WHAT YOU NEED TO DO – Repeat the entries that follow verbatim, without any of their pictures.

DATA LISTING –

━━━━━━━━━━━━━━━━

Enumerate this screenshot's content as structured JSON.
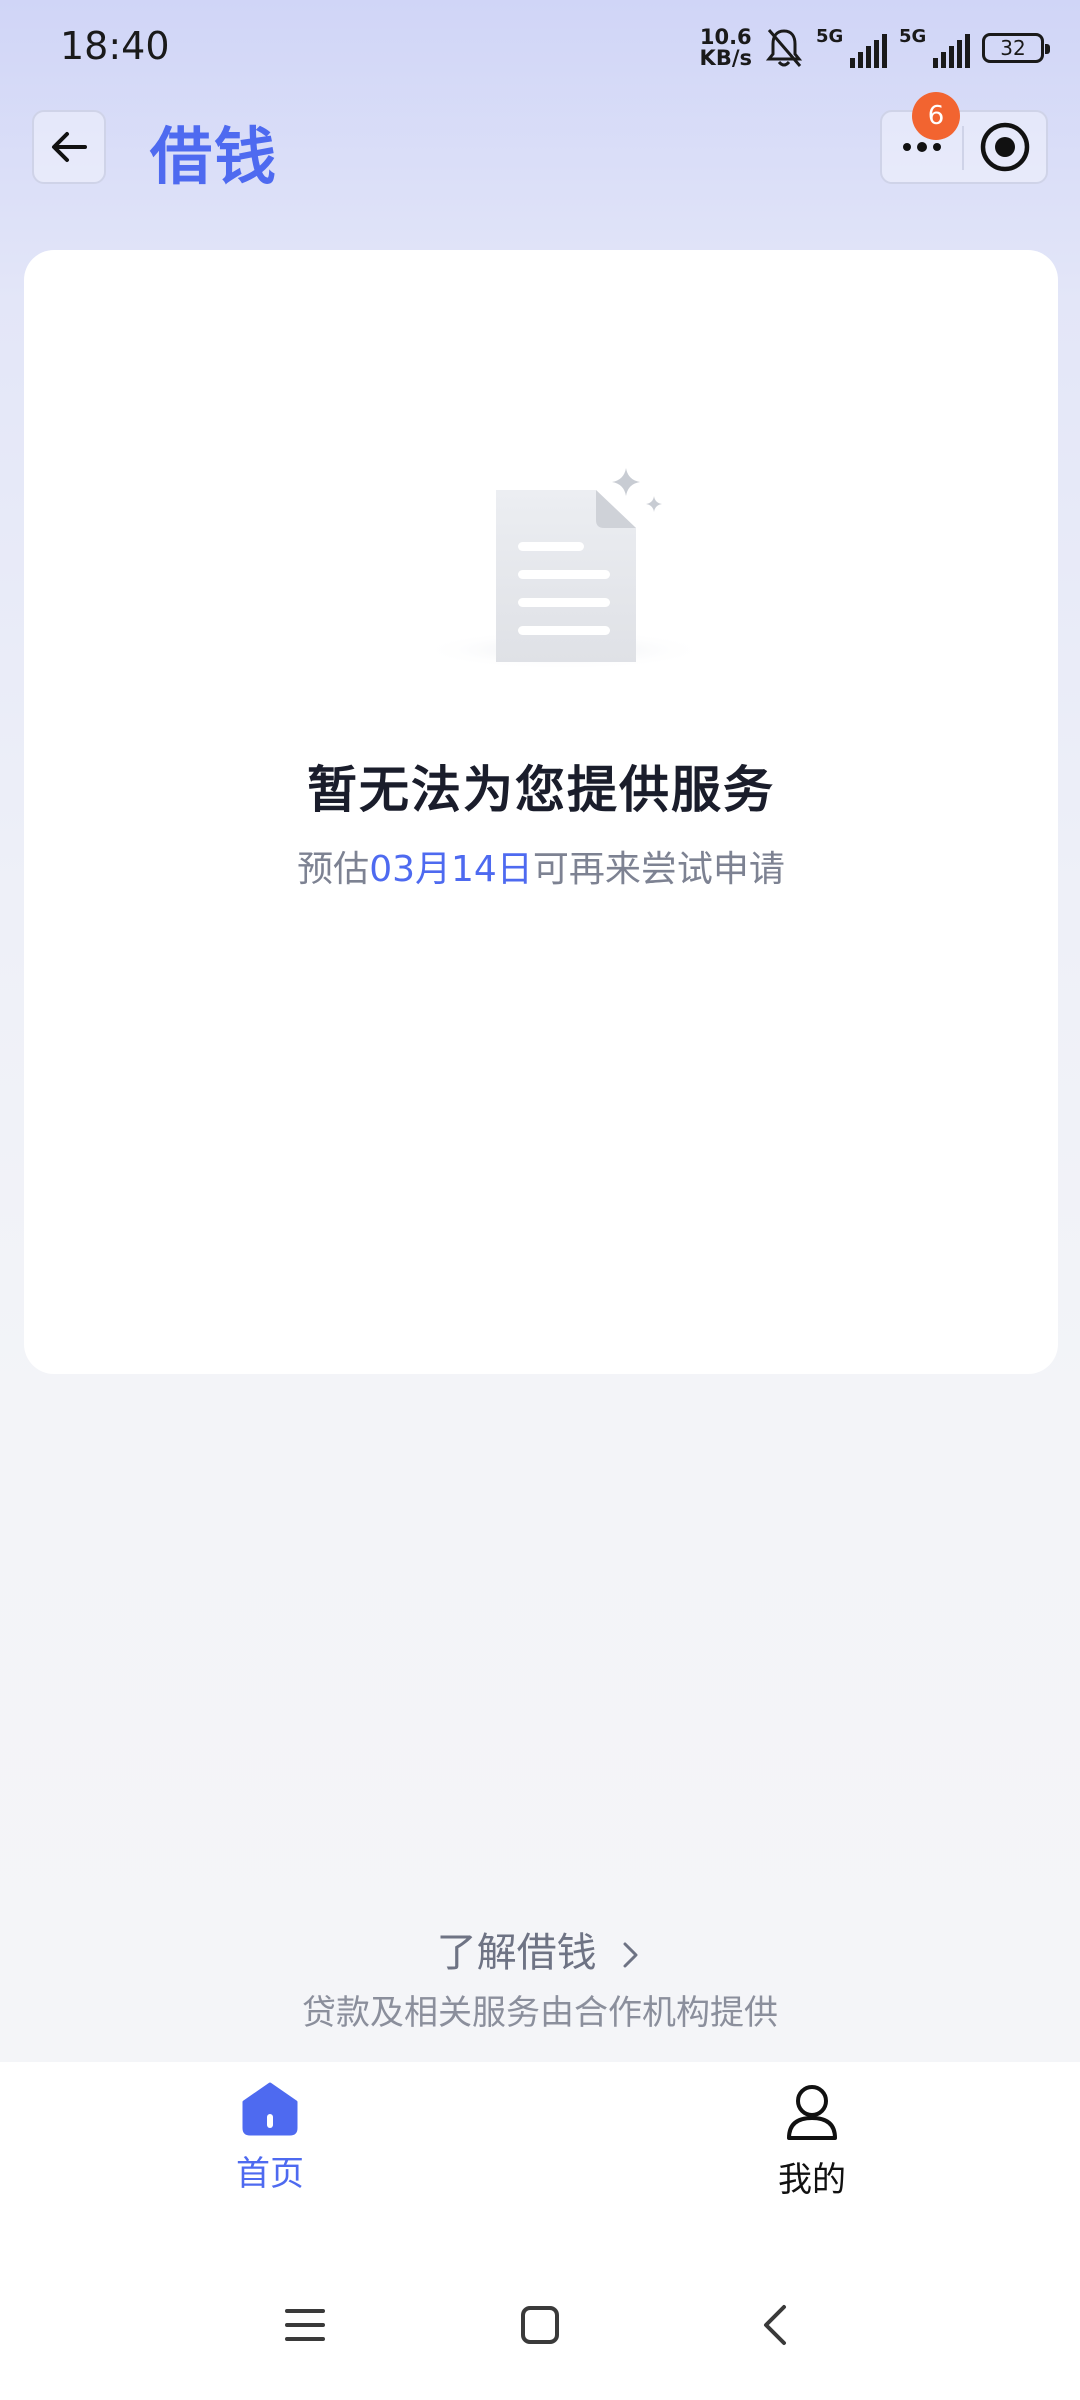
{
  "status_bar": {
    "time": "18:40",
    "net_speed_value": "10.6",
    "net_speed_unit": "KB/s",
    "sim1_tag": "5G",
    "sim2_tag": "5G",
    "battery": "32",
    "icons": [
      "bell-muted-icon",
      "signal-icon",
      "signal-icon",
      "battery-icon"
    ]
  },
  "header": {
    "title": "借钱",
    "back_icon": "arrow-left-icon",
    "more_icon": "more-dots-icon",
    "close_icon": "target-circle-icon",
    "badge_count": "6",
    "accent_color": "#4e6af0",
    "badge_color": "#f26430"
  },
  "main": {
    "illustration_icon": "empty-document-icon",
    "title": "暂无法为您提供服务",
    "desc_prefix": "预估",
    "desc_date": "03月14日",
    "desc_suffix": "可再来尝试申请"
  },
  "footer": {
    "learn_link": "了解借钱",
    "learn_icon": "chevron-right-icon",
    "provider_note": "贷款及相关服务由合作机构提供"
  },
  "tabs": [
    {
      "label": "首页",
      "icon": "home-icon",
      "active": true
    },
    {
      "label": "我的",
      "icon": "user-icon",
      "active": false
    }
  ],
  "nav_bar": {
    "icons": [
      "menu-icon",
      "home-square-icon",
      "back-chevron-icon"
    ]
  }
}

━━━━━━━━━━━━━━━━

WRITTEN REPLY –
Enumerate this screenshot's content as structured JSON.
{
  "status_bar": {
    "time": "18:40",
    "net_speed_value": "10.6",
    "net_speed_unit": "KB/s",
    "sim1_tag": "5G",
    "sim2_tag": "5G",
    "battery": "32",
    "icons": [
      "bell-muted-icon",
      "signal-icon",
      "signal-icon",
      "battery-icon"
    ]
  },
  "header": {
    "title": "借钱",
    "back_icon": "arrow-left-icon",
    "more_icon": "more-dots-icon",
    "close_icon": "target-circle-icon",
    "badge_count": "6",
    "accent_color": "#4e6af0",
    "badge_color": "#f26430"
  },
  "main": {
    "illustration_icon": "empty-document-icon",
    "title": "暂无法为您提供服务",
    "desc_prefix": "预估",
    "desc_date": "03月14日",
    "desc_suffix": "可再来尝试申请"
  },
  "footer": {
    "learn_link": "了解借钱",
    "learn_icon": "chevron-right-icon",
    "provider_note": "贷款及相关服务由合作机构提供"
  },
  "tabs": [
    {
      "label": "首页",
      "icon": "home-icon",
      "active": true
    },
    {
      "label": "我的",
      "icon": "user-icon",
      "active": false
    }
  ],
  "nav_bar": {
    "icons": [
      "menu-icon",
      "home-square-icon",
      "back-chevron-icon"
    ]
  }
}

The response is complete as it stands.